─── Data to use

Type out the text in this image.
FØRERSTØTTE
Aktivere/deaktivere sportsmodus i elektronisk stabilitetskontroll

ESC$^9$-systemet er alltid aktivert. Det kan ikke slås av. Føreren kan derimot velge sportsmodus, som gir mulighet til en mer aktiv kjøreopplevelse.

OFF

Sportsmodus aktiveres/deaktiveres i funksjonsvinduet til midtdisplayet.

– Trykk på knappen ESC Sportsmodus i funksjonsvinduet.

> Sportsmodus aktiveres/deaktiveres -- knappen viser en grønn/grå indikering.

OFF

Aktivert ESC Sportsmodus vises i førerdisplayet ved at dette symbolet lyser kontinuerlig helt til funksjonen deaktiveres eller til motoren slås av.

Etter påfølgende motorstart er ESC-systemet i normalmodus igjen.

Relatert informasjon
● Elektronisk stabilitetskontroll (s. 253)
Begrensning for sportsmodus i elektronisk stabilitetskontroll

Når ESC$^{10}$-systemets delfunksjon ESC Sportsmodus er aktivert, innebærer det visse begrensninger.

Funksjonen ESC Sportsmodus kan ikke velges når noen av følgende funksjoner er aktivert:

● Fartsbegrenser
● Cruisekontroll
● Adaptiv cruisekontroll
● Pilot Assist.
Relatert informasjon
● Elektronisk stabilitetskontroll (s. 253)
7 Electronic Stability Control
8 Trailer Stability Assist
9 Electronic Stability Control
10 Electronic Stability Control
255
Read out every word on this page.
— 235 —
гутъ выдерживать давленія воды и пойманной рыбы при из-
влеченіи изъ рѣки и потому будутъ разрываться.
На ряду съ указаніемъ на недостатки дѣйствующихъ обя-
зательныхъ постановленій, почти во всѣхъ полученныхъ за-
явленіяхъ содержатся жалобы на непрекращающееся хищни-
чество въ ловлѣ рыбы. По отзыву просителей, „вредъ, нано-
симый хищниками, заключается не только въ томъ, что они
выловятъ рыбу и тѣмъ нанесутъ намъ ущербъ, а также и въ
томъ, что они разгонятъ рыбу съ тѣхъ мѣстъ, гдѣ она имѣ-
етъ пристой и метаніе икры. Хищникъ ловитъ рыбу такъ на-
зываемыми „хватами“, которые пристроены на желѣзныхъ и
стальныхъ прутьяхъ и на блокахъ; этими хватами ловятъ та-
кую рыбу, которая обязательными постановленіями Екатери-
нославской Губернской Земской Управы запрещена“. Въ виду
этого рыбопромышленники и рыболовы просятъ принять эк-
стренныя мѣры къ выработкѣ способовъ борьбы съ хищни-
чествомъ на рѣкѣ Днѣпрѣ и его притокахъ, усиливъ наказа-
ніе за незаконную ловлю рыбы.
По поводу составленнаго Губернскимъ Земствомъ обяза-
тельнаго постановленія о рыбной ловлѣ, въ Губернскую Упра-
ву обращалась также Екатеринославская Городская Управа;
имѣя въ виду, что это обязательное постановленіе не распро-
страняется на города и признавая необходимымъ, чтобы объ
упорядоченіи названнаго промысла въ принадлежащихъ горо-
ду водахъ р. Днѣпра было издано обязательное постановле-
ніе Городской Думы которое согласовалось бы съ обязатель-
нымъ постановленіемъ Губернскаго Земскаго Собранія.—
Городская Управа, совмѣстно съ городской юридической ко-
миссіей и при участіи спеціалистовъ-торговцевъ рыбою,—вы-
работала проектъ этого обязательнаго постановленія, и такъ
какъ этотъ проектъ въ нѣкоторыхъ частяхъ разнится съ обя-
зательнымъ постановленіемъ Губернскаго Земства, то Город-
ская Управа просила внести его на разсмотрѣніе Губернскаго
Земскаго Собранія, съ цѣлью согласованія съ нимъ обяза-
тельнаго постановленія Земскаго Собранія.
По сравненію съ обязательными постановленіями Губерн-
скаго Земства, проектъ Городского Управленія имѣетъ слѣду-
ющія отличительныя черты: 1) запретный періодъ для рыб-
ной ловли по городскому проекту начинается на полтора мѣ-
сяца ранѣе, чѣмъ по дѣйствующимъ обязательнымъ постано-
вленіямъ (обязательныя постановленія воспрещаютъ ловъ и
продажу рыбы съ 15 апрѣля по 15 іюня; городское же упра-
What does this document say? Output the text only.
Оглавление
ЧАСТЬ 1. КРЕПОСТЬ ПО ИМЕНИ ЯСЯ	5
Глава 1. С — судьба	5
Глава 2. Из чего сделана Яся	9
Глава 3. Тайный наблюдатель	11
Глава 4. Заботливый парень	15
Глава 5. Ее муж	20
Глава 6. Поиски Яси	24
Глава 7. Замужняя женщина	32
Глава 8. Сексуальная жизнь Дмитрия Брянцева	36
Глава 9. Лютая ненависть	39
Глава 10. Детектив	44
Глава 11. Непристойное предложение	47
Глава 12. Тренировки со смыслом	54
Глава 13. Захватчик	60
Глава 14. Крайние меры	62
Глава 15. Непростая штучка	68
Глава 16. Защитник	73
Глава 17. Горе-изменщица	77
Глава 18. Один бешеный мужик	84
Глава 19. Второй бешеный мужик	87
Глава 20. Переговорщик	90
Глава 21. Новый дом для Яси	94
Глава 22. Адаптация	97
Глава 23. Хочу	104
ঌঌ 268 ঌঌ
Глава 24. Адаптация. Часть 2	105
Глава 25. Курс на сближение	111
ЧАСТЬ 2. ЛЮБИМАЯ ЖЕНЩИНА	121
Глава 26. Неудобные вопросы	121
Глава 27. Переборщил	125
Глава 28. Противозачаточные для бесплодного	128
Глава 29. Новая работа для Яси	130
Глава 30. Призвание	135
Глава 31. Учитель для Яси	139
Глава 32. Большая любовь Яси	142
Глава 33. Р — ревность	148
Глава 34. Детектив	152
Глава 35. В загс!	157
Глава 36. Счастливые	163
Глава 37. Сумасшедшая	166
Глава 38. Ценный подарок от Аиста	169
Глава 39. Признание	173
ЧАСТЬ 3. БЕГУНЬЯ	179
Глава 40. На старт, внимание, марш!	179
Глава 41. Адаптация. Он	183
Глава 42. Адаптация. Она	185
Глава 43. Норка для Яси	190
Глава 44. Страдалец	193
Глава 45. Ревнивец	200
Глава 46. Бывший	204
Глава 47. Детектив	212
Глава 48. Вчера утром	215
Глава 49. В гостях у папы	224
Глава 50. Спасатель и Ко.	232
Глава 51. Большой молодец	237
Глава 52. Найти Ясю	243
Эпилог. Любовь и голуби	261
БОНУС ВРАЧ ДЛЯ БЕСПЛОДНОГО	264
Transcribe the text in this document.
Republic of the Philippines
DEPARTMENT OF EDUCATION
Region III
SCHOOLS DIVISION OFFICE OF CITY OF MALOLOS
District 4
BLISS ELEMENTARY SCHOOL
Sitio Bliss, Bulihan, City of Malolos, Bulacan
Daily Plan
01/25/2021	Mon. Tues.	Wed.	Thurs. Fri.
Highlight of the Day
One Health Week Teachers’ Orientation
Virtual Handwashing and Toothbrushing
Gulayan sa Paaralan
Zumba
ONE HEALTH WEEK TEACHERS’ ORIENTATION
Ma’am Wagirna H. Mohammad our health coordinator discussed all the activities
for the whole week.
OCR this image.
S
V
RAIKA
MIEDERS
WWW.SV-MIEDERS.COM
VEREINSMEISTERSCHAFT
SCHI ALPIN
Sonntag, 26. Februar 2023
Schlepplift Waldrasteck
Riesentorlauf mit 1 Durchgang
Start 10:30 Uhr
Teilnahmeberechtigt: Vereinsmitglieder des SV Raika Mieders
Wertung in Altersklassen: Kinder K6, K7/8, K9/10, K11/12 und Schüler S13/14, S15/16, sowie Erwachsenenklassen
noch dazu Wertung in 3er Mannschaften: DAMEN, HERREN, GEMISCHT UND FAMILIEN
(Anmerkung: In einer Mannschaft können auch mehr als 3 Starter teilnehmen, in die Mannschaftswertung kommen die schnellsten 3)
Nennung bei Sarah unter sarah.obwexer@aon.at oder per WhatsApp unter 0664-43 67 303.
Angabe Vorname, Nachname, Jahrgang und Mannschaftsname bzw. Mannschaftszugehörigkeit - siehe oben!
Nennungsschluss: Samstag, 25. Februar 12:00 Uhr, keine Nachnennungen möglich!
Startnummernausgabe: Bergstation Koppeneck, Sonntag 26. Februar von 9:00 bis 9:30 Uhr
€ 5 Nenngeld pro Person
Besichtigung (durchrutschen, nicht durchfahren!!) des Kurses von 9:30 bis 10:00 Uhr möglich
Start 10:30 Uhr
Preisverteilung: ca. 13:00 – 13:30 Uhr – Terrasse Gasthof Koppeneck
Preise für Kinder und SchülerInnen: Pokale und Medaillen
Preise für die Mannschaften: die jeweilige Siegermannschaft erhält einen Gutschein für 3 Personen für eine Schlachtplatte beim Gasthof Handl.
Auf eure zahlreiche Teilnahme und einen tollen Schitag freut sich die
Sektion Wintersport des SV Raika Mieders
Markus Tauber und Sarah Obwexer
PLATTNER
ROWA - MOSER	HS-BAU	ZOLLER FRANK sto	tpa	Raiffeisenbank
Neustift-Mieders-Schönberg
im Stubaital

──────

> [What to work on]
Return every line from the records above that holds the word "stabilitetskontroll".

> [The answer]
Aktivere/deaktivere sportsmodus i elektronisk stabilitetskontroll
● Elektronisk stabilitetskontroll (s. 253)
Begrensning for sportsmodus i elektronisk stabilitetskontroll
● Elektronisk stabilitetskontroll (s. 253)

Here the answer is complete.